→ EXERCISE DATA:
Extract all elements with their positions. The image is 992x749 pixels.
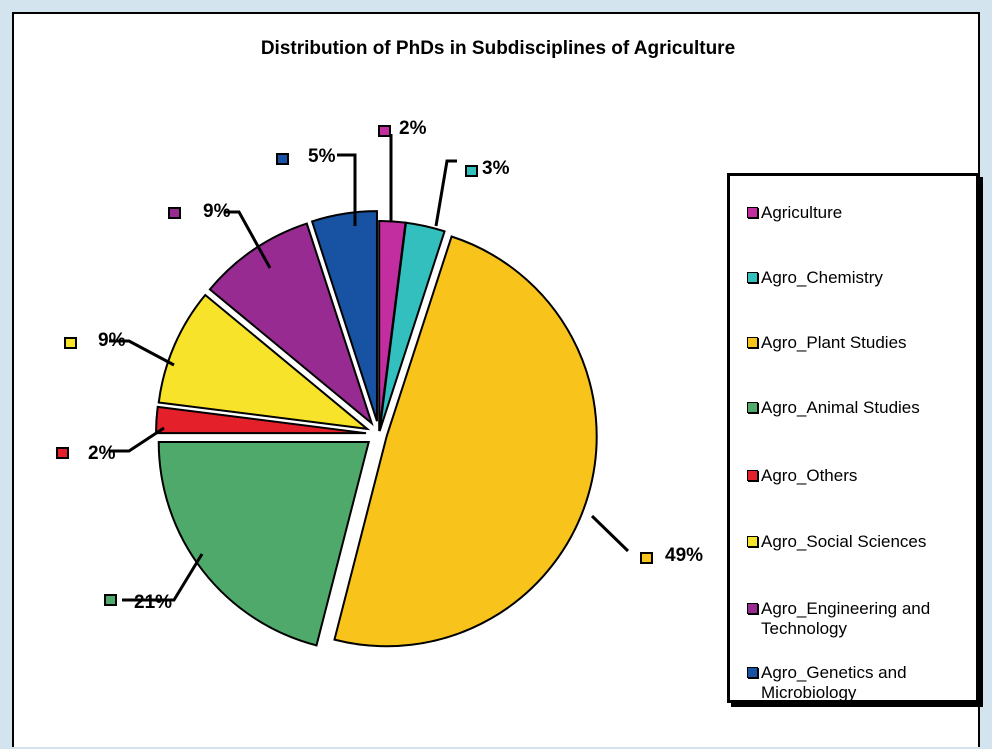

--

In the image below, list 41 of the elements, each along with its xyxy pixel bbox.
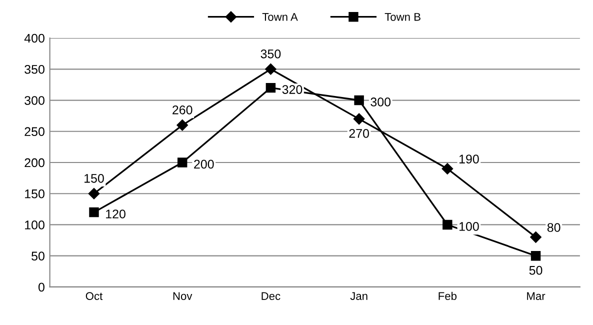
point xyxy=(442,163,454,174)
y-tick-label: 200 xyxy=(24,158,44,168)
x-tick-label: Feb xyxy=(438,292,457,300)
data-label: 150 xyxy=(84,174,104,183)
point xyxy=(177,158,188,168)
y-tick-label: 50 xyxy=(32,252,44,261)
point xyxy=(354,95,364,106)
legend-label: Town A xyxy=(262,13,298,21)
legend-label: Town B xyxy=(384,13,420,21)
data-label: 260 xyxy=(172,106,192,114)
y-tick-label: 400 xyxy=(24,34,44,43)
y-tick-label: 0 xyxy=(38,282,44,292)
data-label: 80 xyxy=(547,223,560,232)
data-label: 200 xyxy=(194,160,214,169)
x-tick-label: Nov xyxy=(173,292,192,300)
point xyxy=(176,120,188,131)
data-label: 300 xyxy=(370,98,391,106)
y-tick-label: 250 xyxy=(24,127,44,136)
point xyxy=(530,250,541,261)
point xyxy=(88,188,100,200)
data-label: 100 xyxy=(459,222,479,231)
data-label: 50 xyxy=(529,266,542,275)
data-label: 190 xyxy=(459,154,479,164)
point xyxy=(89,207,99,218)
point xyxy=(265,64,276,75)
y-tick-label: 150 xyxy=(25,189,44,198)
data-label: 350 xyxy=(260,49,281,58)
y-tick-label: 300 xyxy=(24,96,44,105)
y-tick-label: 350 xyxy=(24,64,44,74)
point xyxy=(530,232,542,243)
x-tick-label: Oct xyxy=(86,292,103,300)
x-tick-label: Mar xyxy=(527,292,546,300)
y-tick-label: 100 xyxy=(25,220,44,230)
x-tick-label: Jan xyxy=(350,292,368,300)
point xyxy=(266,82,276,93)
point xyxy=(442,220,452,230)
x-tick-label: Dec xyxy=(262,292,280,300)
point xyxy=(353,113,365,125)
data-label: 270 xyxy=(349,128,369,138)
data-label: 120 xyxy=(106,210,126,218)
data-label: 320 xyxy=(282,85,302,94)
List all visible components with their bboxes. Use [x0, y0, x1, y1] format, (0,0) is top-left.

→ PROBLEM TO WORK ON:
Copy out every line of the listing from the line containing "In the image" through the line containing "y-tick-label: 300 xyxy=(24,96,44,105)", both included, unchanged and without the picture.

→ RESPONSE TO THIS TASK:
In the image below, list 41 of the elements, each along with its xyxy pixel bbox.
point xyxy=(442,163,454,174)
y-tick-label: 200 xyxy=(24,158,44,168)
x-tick-label: Feb xyxy=(438,292,457,300)
data-label: 150 xyxy=(84,174,104,183)
point xyxy=(177,158,188,168)
y-tick-label: 50 xyxy=(32,252,44,261)
point xyxy=(354,95,364,106)
legend-label: Town A xyxy=(262,13,298,21)
legend-label: Town B xyxy=(384,13,420,21)
data-label: 260 xyxy=(172,106,192,114)
y-tick-label: 400 xyxy=(24,34,44,43)
y-tick-label: 0 xyxy=(38,282,44,292)
data-label: 80 xyxy=(547,223,560,232)
data-label: 200 xyxy=(194,160,214,169)
x-tick-label: Nov xyxy=(173,292,192,300)
point xyxy=(176,120,188,131)
data-label: 300 xyxy=(370,98,391,106)
y-tick-label: 250 xyxy=(24,127,44,136)
point xyxy=(530,250,541,261)
point xyxy=(88,188,100,200)
data-label: 100 xyxy=(459,222,479,231)
data-label: 50 xyxy=(529,266,542,275)
data-label: 190 xyxy=(459,154,479,164)
point xyxy=(89,207,99,218)
point xyxy=(265,64,276,75)
y-tick-label: 150 xyxy=(25,189,44,198)
data-label: 350 xyxy=(260,49,281,58)
y-tick-label: 300 xyxy=(24,96,44,105)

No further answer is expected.